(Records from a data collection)
* START *

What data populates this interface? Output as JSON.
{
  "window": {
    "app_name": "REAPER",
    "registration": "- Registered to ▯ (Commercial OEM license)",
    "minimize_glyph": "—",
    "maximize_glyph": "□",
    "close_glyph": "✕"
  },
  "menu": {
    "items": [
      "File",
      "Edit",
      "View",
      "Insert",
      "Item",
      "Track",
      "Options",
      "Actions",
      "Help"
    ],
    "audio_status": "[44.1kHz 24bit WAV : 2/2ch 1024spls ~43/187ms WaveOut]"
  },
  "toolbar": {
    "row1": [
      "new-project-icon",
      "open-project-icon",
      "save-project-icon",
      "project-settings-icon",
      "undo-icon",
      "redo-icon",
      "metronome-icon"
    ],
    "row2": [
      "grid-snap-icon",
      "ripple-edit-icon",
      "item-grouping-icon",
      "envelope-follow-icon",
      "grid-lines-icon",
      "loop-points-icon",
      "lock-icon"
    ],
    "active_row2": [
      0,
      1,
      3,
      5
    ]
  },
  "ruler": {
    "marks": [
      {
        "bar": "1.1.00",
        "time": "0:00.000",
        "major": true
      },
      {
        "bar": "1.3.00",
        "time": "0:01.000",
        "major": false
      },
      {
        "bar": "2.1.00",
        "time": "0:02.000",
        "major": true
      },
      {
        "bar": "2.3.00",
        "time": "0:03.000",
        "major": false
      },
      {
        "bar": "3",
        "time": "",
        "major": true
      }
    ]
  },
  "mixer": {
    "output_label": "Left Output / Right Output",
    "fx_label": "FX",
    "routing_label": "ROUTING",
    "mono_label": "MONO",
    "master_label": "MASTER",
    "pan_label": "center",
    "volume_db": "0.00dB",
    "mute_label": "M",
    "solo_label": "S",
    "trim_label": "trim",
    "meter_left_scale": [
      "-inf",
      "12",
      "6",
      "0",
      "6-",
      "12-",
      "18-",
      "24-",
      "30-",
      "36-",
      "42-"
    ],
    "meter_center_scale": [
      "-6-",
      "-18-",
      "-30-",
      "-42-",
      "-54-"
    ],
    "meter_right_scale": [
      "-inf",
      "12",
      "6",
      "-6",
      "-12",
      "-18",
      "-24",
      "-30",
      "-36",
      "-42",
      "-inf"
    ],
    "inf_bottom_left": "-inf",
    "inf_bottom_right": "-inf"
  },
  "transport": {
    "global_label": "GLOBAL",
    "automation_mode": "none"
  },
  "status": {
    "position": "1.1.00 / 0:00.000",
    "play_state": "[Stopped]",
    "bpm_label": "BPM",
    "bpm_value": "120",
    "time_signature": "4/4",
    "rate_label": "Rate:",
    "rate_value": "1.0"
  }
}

* END *

Task to carry out:
Write out every line of the material again, exactly as it reads.

Solution for this task:
What data populates this interface? Output as JSON.
{
  "window": {
    "app_name": "REAPER",
    "registration": "- Registered to ▯ (Commercial OEM license)",
    "minimize_glyph": "—",
    "maximize_glyph": "□",
    "close_glyph": "✕"
  },
  "menu": {
    "items": [
      "File",
      "Edit",
      "View",
      "Insert",
      "Item",
      "Track",
      "Options",
      "Actions",
      "Help"
    ],
    "audio_status": "[44.1kHz 24bit WAV : 2/2ch 1024spls ~43/187ms WaveOut]"
  },
  "toolbar": {
    "row1": [
      "new-project-icon",
      "open-project-icon",
      "save-project-icon",
      "project-settings-icon",
      "undo-icon",
      "redo-icon",
      "metronome-icon"
    ],
    "row2": [
      "grid-snap-icon",
      "ripple-edit-icon",
      "item-grouping-icon",
      "envelope-follow-icon",
      "grid-lines-icon",
      "loop-points-icon",
      "lock-icon"
    ],
    "active_row2": [
      0,
      1,
      3,
      5
    ]
  },
  "ruler": {
    "marks": [
      {
        "bar": "1.1.00",
        "time": "0:00.000",
        "major": true
      },
      {
        "bar": "1.3.00",
        "time": "0:01.000",
        "major": false
      },
      {
        "bar": "2.1.00",
        "time": "0:02.000",
        "major": true
      },
      {
        "bar": "2.3.00",
        "time": "0:03.000",
        "major": false
      },
      {
        "bar": "3",
        "time": "",
        "major": true
      }
    ]
  },
  "mixer": {
    "output_label": "Left Output / Right Output",
    "fx_label": "FX",
    "routing_label": "ROUTING",
    "mono_label": "MONO",
    "master_label": "MASTER",
    "pan_label": "center",
    "volume_db": "0.00dB",
    "mute_label": "M",
    "solo_label": "S",
    "trim_label": "trim",
    "meter_left_scale": [
      "-inf",
      "12",
      "6",
      "0",
      "6-",
      "12-",
      "18-",
      "24-",
      "30-",
      "36-",
      "42-"
    ],
    "meter_center_scale": [
      "-6-",
      "-18-",
      "-30-",
      "-42-",
      "-54-"
    ],
    "meter_right_scale": [
      "-inf",
      "12",
      "6",
      "-6",
      "-12",
      "-18",
      "-24",
      "-30",
      "-36",
      "-42",
      "-inf"
    ],
    "inf_bottom_left": "-inf",
    "inf_bottom_right": "-inf"
  },
  "transport": {
    "global_label": "GLOBAL",
    "automation_mode": "none"
  },
  "status": {
    "position": "1.1.00 / 0:00.000",
    "play_state": "[Stopped]",
    "bpm_label": "BPM",
    "bpm_value": "120",
    "time_signature": "4/4",
    "rate_label": "Rate:",
    "rate_value": "1.0"
  }
}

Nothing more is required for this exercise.